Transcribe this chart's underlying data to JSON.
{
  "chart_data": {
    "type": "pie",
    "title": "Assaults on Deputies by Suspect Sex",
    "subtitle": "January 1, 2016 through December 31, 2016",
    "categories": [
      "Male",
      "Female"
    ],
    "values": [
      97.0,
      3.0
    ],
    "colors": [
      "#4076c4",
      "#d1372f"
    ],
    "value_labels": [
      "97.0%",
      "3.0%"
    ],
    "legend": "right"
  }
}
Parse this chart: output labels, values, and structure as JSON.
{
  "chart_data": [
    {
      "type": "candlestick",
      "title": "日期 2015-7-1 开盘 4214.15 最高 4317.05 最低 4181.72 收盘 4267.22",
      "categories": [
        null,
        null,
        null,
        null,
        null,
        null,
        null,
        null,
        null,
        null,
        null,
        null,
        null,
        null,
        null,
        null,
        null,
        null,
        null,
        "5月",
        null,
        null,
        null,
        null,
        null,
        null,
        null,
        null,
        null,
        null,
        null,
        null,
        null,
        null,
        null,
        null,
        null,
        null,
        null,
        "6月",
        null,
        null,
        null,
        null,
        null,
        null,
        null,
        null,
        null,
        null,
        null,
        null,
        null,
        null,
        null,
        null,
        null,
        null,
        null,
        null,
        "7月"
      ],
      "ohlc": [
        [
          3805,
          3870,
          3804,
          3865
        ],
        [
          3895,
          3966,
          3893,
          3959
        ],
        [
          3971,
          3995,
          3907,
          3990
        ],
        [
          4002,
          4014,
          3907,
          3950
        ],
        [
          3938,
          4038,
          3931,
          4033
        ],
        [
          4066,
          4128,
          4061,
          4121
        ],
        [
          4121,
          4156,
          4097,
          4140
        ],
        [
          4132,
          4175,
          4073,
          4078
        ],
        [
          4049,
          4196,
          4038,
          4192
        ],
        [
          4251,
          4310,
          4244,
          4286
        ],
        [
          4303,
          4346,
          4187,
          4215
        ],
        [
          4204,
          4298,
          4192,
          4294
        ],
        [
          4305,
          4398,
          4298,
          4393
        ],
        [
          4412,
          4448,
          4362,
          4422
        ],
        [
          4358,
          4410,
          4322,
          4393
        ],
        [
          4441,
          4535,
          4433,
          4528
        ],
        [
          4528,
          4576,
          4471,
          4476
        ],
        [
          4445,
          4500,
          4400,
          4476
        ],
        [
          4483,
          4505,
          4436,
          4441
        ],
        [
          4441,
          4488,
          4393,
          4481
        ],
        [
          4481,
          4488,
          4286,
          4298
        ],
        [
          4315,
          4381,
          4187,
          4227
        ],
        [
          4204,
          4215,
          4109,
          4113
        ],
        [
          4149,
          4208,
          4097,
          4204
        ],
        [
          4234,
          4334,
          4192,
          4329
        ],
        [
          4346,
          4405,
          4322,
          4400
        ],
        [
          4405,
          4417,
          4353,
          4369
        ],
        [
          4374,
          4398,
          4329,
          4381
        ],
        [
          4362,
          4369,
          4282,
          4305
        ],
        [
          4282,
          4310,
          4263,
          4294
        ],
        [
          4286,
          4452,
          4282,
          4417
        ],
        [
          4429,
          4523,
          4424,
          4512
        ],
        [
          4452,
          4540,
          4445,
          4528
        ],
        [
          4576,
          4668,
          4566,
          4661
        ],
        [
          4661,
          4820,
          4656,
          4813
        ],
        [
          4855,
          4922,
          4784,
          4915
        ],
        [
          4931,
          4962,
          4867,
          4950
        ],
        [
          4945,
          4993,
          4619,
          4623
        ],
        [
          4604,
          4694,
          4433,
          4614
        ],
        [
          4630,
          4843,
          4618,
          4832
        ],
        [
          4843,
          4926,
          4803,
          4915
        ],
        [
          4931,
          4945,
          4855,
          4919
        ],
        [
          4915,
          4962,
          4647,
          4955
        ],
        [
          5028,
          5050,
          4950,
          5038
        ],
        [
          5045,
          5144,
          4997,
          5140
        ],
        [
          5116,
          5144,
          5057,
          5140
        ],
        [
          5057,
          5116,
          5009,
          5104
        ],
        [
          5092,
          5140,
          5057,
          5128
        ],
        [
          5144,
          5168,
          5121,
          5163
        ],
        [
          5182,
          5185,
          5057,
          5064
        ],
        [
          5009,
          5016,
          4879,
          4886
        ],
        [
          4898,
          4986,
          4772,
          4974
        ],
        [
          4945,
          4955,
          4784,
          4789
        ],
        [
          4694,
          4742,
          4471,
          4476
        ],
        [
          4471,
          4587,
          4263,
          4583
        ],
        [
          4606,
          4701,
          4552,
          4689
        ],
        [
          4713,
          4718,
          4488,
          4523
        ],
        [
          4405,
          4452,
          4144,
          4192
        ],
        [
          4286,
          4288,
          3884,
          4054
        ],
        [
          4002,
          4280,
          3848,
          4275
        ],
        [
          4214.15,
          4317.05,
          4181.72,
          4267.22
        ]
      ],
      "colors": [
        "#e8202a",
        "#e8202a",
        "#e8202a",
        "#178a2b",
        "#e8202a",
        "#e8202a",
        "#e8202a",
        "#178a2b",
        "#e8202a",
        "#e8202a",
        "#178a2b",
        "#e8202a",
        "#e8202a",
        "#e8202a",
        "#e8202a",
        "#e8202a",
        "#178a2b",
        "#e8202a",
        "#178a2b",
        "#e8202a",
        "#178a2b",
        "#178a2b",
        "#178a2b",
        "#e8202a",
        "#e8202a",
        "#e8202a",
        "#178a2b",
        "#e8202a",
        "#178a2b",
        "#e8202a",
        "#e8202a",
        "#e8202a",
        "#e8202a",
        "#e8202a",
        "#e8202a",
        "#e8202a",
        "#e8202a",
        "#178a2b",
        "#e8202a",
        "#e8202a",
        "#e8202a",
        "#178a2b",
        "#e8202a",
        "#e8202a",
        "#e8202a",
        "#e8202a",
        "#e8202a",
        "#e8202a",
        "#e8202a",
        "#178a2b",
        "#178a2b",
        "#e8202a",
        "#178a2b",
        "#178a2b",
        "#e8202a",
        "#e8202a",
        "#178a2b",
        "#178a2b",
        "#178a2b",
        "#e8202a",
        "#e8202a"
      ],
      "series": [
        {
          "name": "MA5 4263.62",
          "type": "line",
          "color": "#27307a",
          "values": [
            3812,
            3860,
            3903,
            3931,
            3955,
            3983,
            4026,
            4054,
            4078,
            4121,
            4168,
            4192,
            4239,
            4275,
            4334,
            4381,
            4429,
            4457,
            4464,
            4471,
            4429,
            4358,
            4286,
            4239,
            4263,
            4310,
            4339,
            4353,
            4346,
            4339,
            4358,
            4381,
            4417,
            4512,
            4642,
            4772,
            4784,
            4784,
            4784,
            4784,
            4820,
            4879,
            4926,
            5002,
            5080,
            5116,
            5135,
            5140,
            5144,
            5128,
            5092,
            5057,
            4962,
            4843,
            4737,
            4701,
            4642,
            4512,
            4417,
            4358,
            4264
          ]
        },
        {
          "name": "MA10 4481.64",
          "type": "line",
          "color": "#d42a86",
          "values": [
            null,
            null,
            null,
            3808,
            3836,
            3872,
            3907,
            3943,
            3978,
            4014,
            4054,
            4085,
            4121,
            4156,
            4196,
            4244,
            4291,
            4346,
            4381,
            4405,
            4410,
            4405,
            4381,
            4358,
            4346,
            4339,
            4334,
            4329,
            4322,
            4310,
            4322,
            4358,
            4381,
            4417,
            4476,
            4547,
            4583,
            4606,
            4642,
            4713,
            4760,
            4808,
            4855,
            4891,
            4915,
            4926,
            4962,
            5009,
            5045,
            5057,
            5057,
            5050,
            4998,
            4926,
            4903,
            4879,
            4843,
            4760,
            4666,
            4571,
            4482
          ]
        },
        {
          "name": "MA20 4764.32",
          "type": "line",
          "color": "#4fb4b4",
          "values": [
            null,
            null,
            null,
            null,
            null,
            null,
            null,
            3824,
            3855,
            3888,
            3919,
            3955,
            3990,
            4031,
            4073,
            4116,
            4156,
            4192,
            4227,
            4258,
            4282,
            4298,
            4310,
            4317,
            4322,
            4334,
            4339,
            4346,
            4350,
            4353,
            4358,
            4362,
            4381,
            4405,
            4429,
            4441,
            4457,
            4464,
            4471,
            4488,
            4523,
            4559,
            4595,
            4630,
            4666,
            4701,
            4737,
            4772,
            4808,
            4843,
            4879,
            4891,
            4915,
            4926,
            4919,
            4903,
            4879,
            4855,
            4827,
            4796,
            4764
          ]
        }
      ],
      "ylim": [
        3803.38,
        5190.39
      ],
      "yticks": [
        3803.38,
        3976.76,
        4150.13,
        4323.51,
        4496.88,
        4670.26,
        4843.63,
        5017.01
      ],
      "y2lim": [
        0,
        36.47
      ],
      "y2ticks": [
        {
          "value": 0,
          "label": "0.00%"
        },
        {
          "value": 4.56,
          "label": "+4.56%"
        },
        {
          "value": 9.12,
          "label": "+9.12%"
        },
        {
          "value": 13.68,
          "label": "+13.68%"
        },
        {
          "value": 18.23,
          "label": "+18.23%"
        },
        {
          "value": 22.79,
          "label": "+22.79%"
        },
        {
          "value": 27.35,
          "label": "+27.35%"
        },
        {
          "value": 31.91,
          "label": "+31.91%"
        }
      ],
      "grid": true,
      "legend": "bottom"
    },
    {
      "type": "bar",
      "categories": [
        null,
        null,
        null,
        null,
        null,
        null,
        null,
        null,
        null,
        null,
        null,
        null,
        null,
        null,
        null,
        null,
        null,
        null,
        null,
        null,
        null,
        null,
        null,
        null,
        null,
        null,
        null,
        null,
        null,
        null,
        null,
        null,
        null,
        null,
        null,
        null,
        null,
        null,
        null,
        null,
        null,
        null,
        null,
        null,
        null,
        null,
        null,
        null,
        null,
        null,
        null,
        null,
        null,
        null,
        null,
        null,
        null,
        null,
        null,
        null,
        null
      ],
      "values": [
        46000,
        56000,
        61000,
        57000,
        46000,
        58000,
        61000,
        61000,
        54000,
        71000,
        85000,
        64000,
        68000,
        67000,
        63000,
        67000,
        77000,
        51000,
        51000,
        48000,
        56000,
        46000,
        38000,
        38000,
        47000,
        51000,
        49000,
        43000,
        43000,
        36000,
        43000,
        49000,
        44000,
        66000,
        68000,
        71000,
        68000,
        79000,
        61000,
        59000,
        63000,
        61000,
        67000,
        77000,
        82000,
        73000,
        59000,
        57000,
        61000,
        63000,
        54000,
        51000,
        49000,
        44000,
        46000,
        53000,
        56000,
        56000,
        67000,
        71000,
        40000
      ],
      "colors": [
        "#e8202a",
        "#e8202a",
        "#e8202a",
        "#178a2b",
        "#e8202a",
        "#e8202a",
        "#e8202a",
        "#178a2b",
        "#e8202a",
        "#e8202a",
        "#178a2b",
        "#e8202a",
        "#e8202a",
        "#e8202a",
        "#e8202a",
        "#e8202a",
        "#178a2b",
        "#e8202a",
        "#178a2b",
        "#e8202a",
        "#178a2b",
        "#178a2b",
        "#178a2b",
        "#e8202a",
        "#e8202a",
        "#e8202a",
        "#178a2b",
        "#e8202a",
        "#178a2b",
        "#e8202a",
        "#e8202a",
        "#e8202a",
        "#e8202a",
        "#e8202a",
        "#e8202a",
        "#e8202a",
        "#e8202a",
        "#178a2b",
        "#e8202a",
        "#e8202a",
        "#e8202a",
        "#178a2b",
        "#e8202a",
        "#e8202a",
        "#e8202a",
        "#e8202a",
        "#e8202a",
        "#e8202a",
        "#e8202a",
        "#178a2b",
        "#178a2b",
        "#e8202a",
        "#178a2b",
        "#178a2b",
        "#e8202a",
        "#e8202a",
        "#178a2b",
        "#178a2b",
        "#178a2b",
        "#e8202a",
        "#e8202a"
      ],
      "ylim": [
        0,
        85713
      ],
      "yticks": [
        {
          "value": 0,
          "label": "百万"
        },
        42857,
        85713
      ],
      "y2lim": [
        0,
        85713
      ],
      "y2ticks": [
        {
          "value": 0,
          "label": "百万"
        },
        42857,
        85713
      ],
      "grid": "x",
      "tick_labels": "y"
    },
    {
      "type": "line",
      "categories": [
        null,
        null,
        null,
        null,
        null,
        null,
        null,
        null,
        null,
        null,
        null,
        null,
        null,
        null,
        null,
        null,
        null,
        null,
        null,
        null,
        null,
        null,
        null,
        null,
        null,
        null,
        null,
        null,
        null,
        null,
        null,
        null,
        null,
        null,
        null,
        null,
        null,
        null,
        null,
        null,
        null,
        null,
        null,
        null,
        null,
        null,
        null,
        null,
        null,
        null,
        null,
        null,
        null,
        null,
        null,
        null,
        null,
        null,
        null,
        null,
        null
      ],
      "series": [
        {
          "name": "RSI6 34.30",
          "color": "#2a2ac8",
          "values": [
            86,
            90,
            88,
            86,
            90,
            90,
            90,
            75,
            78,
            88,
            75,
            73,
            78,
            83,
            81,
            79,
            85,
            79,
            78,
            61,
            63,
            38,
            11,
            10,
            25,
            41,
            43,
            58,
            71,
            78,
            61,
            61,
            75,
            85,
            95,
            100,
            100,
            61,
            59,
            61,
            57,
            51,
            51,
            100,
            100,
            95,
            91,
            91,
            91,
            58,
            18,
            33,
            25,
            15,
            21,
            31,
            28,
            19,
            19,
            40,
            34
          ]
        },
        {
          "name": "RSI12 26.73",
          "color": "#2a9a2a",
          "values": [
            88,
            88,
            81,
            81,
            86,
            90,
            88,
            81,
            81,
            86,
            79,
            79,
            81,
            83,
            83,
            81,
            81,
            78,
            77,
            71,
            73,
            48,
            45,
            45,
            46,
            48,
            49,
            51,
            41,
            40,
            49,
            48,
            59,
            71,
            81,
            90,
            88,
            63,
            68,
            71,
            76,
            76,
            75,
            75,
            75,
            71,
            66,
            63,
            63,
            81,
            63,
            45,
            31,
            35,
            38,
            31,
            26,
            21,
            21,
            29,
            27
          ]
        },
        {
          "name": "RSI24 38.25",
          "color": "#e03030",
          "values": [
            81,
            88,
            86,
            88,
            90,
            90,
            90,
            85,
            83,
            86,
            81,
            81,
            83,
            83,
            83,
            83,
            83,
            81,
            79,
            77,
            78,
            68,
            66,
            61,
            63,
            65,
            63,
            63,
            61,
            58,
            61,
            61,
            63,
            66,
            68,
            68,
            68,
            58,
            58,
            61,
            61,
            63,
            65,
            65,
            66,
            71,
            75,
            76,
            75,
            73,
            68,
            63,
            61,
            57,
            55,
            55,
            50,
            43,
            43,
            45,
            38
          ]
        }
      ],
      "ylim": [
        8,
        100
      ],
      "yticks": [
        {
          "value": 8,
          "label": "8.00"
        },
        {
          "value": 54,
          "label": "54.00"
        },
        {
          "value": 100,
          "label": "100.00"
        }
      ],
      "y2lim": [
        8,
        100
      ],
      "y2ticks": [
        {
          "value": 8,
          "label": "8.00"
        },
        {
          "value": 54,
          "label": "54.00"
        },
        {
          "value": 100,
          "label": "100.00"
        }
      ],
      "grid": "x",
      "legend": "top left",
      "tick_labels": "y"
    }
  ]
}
○ ○ ○ ○
▶ [Task details]:
Pull out all lines in the data above that include "JSON".

▶ [Solution]:
Transcribe this chart's underlying data to JSON.
Parse this chart: output labels, values, and structure as JSON.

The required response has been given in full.